- _AVAILABLE DATA_
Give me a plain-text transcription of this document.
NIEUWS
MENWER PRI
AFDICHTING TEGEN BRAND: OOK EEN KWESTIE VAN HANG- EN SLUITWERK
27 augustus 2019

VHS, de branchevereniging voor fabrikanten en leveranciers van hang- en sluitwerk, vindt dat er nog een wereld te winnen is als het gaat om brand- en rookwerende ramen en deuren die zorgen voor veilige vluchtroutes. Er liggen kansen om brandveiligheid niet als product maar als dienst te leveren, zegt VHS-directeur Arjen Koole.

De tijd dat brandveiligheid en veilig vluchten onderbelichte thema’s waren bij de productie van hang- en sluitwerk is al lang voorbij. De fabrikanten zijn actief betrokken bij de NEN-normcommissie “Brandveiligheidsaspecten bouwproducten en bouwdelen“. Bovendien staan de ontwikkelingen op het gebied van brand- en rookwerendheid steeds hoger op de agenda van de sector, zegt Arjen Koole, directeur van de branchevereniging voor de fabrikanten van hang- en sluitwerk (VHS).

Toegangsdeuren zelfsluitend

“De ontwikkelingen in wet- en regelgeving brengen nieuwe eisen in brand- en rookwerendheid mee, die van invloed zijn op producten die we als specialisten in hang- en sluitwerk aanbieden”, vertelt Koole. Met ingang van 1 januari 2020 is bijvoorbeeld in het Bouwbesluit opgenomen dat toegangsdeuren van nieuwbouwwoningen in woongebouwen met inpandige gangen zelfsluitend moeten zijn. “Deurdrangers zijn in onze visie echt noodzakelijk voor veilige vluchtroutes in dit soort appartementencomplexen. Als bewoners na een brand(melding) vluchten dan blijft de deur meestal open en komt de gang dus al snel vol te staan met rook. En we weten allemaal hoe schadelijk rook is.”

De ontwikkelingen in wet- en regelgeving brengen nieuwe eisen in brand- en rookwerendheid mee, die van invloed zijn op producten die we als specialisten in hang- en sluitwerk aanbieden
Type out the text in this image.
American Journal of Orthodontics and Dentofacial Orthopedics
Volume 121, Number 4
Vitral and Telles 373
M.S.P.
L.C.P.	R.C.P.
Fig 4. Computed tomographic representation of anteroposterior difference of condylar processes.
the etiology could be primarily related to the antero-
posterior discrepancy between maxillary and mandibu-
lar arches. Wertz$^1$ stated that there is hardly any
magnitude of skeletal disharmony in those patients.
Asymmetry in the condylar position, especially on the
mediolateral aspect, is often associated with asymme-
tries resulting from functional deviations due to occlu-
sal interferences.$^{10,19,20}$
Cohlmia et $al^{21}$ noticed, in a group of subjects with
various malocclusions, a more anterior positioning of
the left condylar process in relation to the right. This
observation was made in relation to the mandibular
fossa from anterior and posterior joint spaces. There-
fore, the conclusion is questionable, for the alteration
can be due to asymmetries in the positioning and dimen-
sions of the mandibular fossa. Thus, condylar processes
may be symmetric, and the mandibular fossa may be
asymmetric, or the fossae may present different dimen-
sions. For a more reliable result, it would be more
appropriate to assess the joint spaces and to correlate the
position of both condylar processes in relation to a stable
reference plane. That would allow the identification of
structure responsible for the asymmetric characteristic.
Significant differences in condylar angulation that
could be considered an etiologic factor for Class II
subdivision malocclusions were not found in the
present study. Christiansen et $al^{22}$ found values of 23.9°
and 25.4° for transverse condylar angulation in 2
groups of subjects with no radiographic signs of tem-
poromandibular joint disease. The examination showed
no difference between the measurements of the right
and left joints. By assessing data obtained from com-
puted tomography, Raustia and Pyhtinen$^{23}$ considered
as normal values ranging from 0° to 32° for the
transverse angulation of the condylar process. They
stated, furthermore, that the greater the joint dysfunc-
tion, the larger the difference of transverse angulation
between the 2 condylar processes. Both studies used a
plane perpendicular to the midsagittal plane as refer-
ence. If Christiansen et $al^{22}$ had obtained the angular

- _REQUIRED WORK_
Every entry above should be given again exactly as shown.

- _WRITTEN SOLUTION_
Give me a plain-text transcription of this document.
NIEUWS
MENWER PRI
AFDICHTING TEGEN BRAND: OOK EEN KWESTIE VAN HANG- EN SLUITWERK
27 augustus 2019

VHS, de branchevereniging voor fabrikanten en leveranciers van hang- en sluitwerk, vindt dat er nog een wereld te winnen is als het gaat om brand- en rookwerende ramen en deuren die zorgen voor veilige vluchtroutes. Er liggen kansen om brandveiligheid niet als product maar als dienst te leveren, zegt VHS-directeur Arjen Koole.

De tijd dat brandveiligheid en veilig vluchten onderbelichte thema’s waren bij de productie van hang- en sluitwerk is al lang voorbij. De fabrikanten zijn actief betrokken bij de NEN-normcommissie “Brandveiligheidsaspecten bouwproducten en bouwdelen“. Bovendien staan de ontwikkelingen op het gebied van brand- en rookwerendheid steeds hoger op de agenda van de sector, zegt Arjen Koole, directeur van de branchevereniging voor de fabrikanten van hang- en sluitwerk (VHS).

Toegangsdeuren zelfsluitend

“De ontwikkelingen in wet- en regelgeving brengen nieuwe eisen in brand- en rookwerendheid mee, die van invloed zijn op producten die we als specialisten in hang- en sluitwerk aanbieden”, vertelt Koole. Met ingang van 1 januari 2020 is bijvoorbeeld in het Bouwbesluit opgenomen dat toegangsdeuren van nieuwbouwwoningen in woongebouwen met inpandige gangen zelfsluitend moeten zijn. “Deurdrangers zijn in onze visie echt noodzakelijk voor veilige vluchtroutes in dit soort appartementencomplexen. Als bewoners na een brand(melding) vluchten dan blijft de deur meestal open en komt de gang dus al snel vol te staan met rook. En we weten allemaal hoe schadelijk rook is.”

De ontwikkelingen in wet- en regelgeving brengen nieuwe eisen in brand- en rookwerendheid mee, die van invloed zijn op producten die we als specialisten in hang- en sluitwerk aanbieden
Type out the text in this image.
American Journal of Orthodontics and Dentofacial Orthopedics
Volume 121, Number 4
Vitral and Telles 373
M.S.P.
L.C.P.	R.C.P.
Fig 4. Computed tomographic representation of anteroposterior difference of condylar processes.
the etiology could be primarily related to the antero-
posterior discrepancy between maxillary and mandibu-
lar arches. Wertz$^1$ stated that there is hardly any
magnitude of skeletal disharmony in those patients.
Asymmetry in the condylar position, especially on the
mediolateral aspect, is often associated with asymme-
tries resulting from functional deviations due to occlu-
sal interferences.$^{10,19,20}$
Cohlmia et $al^{21}$ noticed, in a group of subjects with
various malocclusions, a more anterior positioning of
the left condylar process in relation to the right. This
observation was made in relation to the mandibular
fossa from anterior and posterior joint spaces. There-
fore, the conclusion is questionable, for the alteration
can be due to asymmetries in the positioning and dimen-
sions of the mandibular fossa. Thus, condylar processes
may be symmetric, and the mandibular fossa may be
asymmetric, or the fossae may present different dimen-
sions. For a more reliable result, it would be more
appropriate to assess the joint spaces and to correlate the
position of both condylar processes in relation to a stable
reference plane. That would allow the identification of
structure responsible for the asymmetric characteristic.
Significant differences in condylar angulation that
could be considered an etiologic factor for Class II
subdivision malocclusions were not found in the
present study. Christiansen et $al^{22}$ found values of 23.9°
and 25.4° for transverse condylar angulation in 2
groups of subjects with no radiographic signs of tem-
poromandibular joint disease. The examination showed
no difference between the measurements of the right
and left joints. By assessing data obtained from com-
puted tomography, Raustia and Pyhtinen$^{23}$ considered
as normal values ranging from 0° to 32° for the
transverse angulation of the condylar process. They
stated, furthermore, that the greater the joint dysfunc-
tion, the larger the difference of transverse angulation
between the 2 condylar processes. Both studies used a
plane perpendicular to the midsagittal plane as refer-
ence. If Christiansen et $al^{22}$ had obtained the angular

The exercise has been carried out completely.